The request:
Scan the material for the word "label", and copy each line where it shows up.
— Begin Provided records —
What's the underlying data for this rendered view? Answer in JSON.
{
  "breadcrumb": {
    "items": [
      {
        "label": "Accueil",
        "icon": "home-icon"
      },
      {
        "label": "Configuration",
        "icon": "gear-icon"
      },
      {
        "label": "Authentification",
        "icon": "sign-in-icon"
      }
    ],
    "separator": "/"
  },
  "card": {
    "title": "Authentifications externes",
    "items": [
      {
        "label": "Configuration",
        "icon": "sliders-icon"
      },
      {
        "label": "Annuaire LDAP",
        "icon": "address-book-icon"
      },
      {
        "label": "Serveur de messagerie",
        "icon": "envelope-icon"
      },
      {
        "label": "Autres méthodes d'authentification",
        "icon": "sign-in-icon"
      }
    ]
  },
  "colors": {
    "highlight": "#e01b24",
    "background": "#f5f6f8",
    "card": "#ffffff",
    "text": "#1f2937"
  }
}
— End Provided records —
Correct answer:
        "label": "Accueil",
        "label": "Configuration",
        "label": "Authentification",
        "label": "Configuration",
        "label": "Annuaire LDAP",
        "label": "Serveur de messagerie",
        "label": "Autres méthodes d'authentification",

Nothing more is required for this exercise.